**DIRECTIVES**.
• 1. Which functions does the dplyr lesson list as the most common ones?
• 2. What comes next in the dplyr lesson? Write the part that follows its last line of code.

**SOURCE TEXT**.
# Lesson 03 - Analyzing Data with `dplyr`

## What is `dplyr`?
* `dplyr` is an R package that contains additional functions
  * It emulates a relational database interface
  * It works natively with data frames
  * It can also work with external databases
* Most common functions:
  * `select()`
  * `filter()`
  * `mutate()`
  * `group_by()`
  * `summarize()    #` Is not the same as `summary()`
* Note: when loading the `dplyr` library, some pre-loaded functions will be replaced with `dplyr` functions

In [None]:
# install.packages("dplyr")
library("dplyr")

## Selecting Columns and Filtering Rows
* `select(data_frame, column_name_1 [, column_name_2, ...])`

In [None]:
library(datasets)
head(select(airquality, Ozone, Temp, Wind))

* `filter(data_frame, condition1 [, condition2, ...])`
  * Filtering out `NA` values could be done with `!is.na(column_name)`, where "`!`" negates the output of `is.na()`.

In [None]:
head(airquality$Ozone, n=16)

**INFORMATION PROVIDED**.
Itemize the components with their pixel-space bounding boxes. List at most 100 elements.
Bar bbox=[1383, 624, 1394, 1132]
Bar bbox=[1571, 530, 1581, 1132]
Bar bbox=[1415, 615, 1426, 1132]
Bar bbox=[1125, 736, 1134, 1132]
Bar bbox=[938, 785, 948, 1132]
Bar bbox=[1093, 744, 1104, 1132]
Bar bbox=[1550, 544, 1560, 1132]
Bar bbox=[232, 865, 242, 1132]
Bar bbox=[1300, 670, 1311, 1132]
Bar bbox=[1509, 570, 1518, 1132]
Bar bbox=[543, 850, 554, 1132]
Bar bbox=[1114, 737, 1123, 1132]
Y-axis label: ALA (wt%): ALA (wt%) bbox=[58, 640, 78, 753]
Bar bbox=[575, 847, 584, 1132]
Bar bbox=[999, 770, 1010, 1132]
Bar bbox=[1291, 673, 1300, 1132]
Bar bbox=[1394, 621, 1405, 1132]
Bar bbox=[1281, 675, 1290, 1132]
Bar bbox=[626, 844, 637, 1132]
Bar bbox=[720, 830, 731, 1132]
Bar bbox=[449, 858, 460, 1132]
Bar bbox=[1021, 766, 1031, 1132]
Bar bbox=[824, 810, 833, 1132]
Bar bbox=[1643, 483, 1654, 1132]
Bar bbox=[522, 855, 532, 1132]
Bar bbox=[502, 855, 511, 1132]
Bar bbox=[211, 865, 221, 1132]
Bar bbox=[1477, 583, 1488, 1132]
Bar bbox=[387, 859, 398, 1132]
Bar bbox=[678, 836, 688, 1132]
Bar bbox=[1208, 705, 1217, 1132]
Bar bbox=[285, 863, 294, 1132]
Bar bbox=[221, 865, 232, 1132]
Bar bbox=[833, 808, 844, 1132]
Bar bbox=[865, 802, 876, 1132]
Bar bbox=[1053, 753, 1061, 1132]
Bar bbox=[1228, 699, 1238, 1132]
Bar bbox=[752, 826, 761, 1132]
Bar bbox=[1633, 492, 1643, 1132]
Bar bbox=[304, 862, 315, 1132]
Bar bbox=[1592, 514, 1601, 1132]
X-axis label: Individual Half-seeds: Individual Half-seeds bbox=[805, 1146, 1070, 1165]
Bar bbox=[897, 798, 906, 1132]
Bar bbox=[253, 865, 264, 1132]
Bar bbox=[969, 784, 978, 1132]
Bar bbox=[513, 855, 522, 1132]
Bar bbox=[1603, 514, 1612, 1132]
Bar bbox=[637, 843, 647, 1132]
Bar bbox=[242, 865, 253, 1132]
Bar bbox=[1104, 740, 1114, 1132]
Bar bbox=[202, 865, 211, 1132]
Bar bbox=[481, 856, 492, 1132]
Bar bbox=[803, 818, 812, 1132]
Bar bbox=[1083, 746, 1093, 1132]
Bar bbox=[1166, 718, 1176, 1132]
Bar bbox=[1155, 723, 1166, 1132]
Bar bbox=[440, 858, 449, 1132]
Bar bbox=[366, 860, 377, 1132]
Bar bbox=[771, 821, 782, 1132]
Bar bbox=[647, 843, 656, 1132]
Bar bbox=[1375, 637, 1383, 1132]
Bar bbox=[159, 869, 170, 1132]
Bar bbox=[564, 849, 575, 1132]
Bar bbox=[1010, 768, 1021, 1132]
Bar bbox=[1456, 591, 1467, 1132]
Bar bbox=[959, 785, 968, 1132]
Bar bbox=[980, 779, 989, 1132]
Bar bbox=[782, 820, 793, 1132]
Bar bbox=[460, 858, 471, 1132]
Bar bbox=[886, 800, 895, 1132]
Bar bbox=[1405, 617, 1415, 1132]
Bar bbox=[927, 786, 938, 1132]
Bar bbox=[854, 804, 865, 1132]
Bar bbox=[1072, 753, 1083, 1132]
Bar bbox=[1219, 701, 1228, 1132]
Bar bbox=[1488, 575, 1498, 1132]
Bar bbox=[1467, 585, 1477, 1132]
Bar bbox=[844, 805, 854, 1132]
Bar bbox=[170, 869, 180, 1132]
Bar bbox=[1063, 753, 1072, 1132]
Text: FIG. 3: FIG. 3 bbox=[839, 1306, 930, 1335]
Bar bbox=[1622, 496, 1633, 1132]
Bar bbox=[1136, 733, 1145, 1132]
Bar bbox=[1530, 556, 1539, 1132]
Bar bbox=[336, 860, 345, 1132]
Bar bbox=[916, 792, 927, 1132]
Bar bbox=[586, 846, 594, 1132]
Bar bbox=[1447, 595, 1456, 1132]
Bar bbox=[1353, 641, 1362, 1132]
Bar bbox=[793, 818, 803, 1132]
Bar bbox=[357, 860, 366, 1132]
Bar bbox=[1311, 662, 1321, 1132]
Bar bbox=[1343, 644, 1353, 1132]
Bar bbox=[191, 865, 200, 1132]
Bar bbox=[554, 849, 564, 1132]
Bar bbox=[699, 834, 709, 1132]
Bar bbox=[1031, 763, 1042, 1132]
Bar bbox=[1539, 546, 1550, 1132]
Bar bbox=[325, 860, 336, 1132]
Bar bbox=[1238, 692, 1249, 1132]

**TASK RESPONSES**.
• 1. select(), filter(), mutate(), group_by(), summarize()

• 2.
head(filter(airquality, !is.na(Ozone), Ozone > 20))

## Using Pipes
* Allows to elegantly `select()` and `filter()` data in the same command line
* Like in Bash, R pipes take the output of one function and send it to the next
  * The last function could be "`head`"
* Pipes are written: `%>%`
  * Available via the "`magrittr`" package loaded with `dplyr`

In [None]:
airquality %>% filter(Ozone > 20) %>% select(Ozone, Temp, Wind) %>% head

* Assignment also works

In [None]:
subAQ <- airquality %>% select(Ozone, Temp, Wind) %>% filter(Ozone > 20)
head(subAQ)

## Exercise 1 - Selecting a Subset of Data
* From 2007_ORD.csv, select {CRSDepTime, DepDelay, Dest} where CRSDepTime is after 6pm ("1800")
* Use `system.time()` to benchmark "select, then filter" and "filter, then select"

In [None]:
delays07 <- read.csv('data/2007_ORD.csv')

## Mutating Data
* The `mutate()` function allows to create new columns from values of other columns

In [None]:
airquality %>% mutate(Temp_C = (Temp - 32) * 5 / 9) %>% head

## Exercise 2 - Convert Departure time
* From 2007_ORD.csv:
  * Select CRSDepTime and DepDelay
  * Convert CRSDepTime to DepHour : use integer division "`%/% 100`"
  * Convert DepDelay to DelayInHours : division "`/ 60`"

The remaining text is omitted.